| WHAT YOU WILL DO |
Retype every entry in its entirety, without alteration.

| LISTING |
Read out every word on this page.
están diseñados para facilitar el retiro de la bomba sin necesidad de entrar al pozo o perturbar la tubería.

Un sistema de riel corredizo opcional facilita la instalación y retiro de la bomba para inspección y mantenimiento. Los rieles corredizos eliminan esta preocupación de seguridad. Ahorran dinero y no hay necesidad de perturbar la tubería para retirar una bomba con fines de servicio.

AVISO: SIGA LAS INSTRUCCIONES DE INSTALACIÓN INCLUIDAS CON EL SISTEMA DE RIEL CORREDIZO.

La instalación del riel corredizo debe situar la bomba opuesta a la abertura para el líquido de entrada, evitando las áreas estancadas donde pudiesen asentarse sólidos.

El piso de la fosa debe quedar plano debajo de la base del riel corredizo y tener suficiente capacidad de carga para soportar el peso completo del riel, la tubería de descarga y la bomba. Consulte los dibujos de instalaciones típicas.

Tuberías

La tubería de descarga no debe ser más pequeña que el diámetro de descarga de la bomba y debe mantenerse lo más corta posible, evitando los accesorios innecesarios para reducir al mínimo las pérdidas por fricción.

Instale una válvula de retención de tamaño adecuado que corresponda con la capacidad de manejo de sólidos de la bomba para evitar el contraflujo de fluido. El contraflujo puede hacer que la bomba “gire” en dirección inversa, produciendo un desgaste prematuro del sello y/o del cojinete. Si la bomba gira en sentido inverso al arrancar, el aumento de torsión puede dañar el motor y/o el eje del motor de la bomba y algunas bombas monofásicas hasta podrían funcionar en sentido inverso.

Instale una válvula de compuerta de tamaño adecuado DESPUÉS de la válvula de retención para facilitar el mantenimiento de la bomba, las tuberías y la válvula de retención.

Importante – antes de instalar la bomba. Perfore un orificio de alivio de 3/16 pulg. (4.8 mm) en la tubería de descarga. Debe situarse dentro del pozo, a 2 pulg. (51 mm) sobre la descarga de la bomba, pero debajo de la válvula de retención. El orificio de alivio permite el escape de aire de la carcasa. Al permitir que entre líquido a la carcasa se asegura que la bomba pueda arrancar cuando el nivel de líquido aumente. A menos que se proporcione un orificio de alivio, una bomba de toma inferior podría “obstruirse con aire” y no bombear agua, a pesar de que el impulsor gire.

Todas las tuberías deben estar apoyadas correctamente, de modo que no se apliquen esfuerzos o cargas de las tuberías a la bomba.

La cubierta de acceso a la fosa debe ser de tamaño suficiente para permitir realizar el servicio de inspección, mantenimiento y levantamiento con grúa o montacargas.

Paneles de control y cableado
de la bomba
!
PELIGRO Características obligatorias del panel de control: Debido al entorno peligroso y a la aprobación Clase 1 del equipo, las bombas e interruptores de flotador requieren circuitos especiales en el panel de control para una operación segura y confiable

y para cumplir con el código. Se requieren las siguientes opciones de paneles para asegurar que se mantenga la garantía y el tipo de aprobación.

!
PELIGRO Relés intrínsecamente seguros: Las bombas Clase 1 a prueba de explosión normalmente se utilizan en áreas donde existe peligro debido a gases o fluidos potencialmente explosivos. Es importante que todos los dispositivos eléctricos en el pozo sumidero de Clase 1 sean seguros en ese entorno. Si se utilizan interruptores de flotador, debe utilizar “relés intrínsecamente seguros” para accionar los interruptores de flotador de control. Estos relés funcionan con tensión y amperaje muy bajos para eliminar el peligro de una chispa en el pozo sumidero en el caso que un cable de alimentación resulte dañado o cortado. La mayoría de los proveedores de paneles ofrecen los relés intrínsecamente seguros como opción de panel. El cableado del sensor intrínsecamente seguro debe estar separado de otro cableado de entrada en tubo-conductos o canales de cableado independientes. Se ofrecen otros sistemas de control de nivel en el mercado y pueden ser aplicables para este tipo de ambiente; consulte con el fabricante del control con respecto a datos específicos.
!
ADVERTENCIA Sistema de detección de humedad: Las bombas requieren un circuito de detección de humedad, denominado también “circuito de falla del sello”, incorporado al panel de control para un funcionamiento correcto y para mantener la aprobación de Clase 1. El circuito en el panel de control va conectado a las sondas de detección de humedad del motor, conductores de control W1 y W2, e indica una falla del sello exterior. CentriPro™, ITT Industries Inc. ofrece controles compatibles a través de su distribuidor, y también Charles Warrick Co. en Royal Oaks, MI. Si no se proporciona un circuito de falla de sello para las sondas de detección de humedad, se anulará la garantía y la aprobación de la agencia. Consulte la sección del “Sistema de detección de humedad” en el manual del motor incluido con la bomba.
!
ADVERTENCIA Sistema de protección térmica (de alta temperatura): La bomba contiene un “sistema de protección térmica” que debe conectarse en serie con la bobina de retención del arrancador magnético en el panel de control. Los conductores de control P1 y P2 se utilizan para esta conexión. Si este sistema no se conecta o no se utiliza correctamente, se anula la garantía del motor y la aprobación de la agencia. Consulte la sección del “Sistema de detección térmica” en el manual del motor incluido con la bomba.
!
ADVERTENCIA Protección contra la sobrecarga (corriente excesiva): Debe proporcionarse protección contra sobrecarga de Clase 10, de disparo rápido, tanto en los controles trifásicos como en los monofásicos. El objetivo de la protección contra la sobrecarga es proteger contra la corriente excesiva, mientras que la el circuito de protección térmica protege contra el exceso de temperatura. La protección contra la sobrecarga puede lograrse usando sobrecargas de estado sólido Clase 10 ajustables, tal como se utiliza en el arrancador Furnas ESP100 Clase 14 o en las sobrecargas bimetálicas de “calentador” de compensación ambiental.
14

| WRITTEN ANSWER |
Read out every word on this page.
están diseñados para facilitar el retiro de la bomba sin necesidad de entrar al pozo o perturbar la tubería.

Un sistema de riel corredizo opcional facilita la instalación y retiro de la bomba para inspección y mantenimiento. Los rieles corredizos eliminan esta preocupación de seguridad. Ahorran dinero y no hay necesidad de perturbar la tubería para retirar una bomba con fines de servicio.

AVISO: SIGA LAS INSTRUCCIONES DE INSTALACIÓN INCLUIDAS CON EL SISTEMA DE RIEL CORREDIZO.

La instalación del riel corredizo debe situar la bomba opuesta a la abertura para el líquido de entrada, evitando las áreas estancadas donde pudiesen asentarse sólidos.

El piso de la fosa debe quedar plano debajo de la base del riel corredizo y tener suficiente capacidad de carga para soportar el peso completo del riel, la tubería de descarga y la bomba. Consulte los dibujos de instalaciones típicas.

Tuberías

La tubería de descarga no debe ser más pequeña que el diámetro de descarga de la bomba y debe mantenerse lo más corta posible, evitando los accesorios innecesarios para reducir al mínimo las pérdidas por fricción.

Instale una válvula de retención de tamaño adecuado que corresponda con la capacidad de manejo de sólidos de la bomba para evitar el contraflujo de fluido. El contraflujo puede hacer que la bomba “gire” en dirección inversa, produciendo un desgaste prematuro del sello y/o del cojinete. Si la bomba gira en sentido inverso al arrancar, el aumento de torsión puede dañar el motor y/o el eje del motor de la bomba y algunas bombas monofásicas hasta podrían funcionar en sentido inverso.

Instale una válvula de compuerta de tamaño adecuado DESPUÉS de la válvula de retención para facilitar el mantenimiento de la bomba, las tuberías y la válvula de retención.

Importante – antes de instalar la bomba. Perfore un orificio de alivio de 3/16 pulg. (4.8 mm) en la tubería de descarga. Debe situarse dentro del pozo, a 2 pulg. (51 mm) sobre la descarga de la bomba, pero debajo de la válvula de retención. El orificio de alivio permite el escape de aire de la carcasa. Al permitir que entre líquido a la carcasa se asegura que la bomba pueda arrancar cuando el nivel de líquido aumente. A menos que se proporcione un orificio de alivio, una bomba de toma inferior podría “obstruirse con aire” y no bombear agua, a pesar de que el impulsor gire.

Todas las tuberías deben estar apoyadas correctamente, de modo que no se apliquen esfuerzos o cargas de las tuberías a la bomba.

La cubierta de acceso a la fosa debe ser de tamaño suficiente para permitir realizar el servicio de inspección, mantenimiento y levantamiento con grúa o montacargas.

Paneles de control y cableado
de la bomba
!
PELIGRO Características obligatorias del panel de control: Debido al entorno peligroso y a la aprobación Clase 1 del equipo, las bombas e interruptores de flotador requieren circuitos especiales en el panel de control para una operación segura y confiable

y para cumplir con el código. Se requieren las siguientes opciones de paneles para asegurar que se mantenga la garantía y el tipo de aprobación.

!
PELIGRO Relés intrínsecamente seguros: Las bombas Clase 1 a prueba de explosión normalmente se utilizan en áreas donde existe peligro debido a gases o fluidos potencialmente explosivos. Es importante que todos los dispositivos eléctricos en el pozo sumidero de Clase 1 sean seguros en ese entorno. Si se utilizan interruptores de flotador, debe utilizar “relés intrínsecamente seguros” para accionar los interruptores de flotador de control. Estos relés funcionan con tensión y amperaje muy bajos para eliminar el peligro de una chispa en el pozo sumidero en el caso que un cable de alimentación resulte dañado o cortado. La mayoría de los proveedores de paneles ofrecen los relés intrínsecamente seguros como opción de panel. El cableado del sensor intrínsecamente seguro debe estar separado de otro cableado de entrada en tubo-conductos o canales de cableado independientes. Se ofrecen otros sistemas de control de nivel en el mercado y pueden ser aplicables para este tipo de ambiente; consulte con el fabricante del control con respecto a datos específicos.
!
ADVERTENCIA Sistema de detección de humedad: Las bombas requieren un circuito de detección de humedad, denominado también “circuito de falla del sello”, incorporado al panel de control para un funcionamiento correcto y para mantener la aprobación de Clase 1. El circuito en el panel de control va conectado a las sondas de detección de humedad del motor, conductores de control W1 y W2, e indica una falla del sello exterior. CentriPro™, ITT Industries Inc. ofrece controles compatibles a través de su distribuidor, y también Charles Warrick Co. en Royal Oaks, MI. Si no se proporciona un circuito de falla de sello para las sondas de detección de humedad, se anulará la garantía y la aprobación de la agencia. Consulte la sección del “Sistema de detección de humedad” en el manual del motor incluido con la bomba.
!
ADVERTENCIA Sistema de protección térmica (de alta temperatura): La bomba contiene un “sistema de protección térmica” que debe conectarse en serie con la bobina de retención del arrancador magnético en el panel de control. Los conductores de control P1 y P2 se utilizan para esta conexión. Si este sistema no se conecta o no se utiliza correctamente, se anula la garantía del motor y la aprobación de la agencia. Consulte la sección del “Sistema de detección térmica” en el manual del motor incluido con la bomba.
!
ADVERTENCIA Protección contra la sobrecarga (corriente excesiva): Debe proporcionarse protección contra sobrecarga de Clase 10, de disparo rápido, tanto en los controles trifásicos como en los monofásicos. El objetivo de la protección contra la sobrecarga es proteger contra la corriente excesiva, mientras que la el circuito de protección térmica protege contra el exceso de temperatura. La protección contra la sobrecarga puede lograrse usando sobrecargas de estado sólido Clase 10 ajustables, tal como se utiliza en el arrancador Furnas ESP100 Clase 14 o en las sobrecargas bimetálicas de “calentador” de compensación ambiental.
14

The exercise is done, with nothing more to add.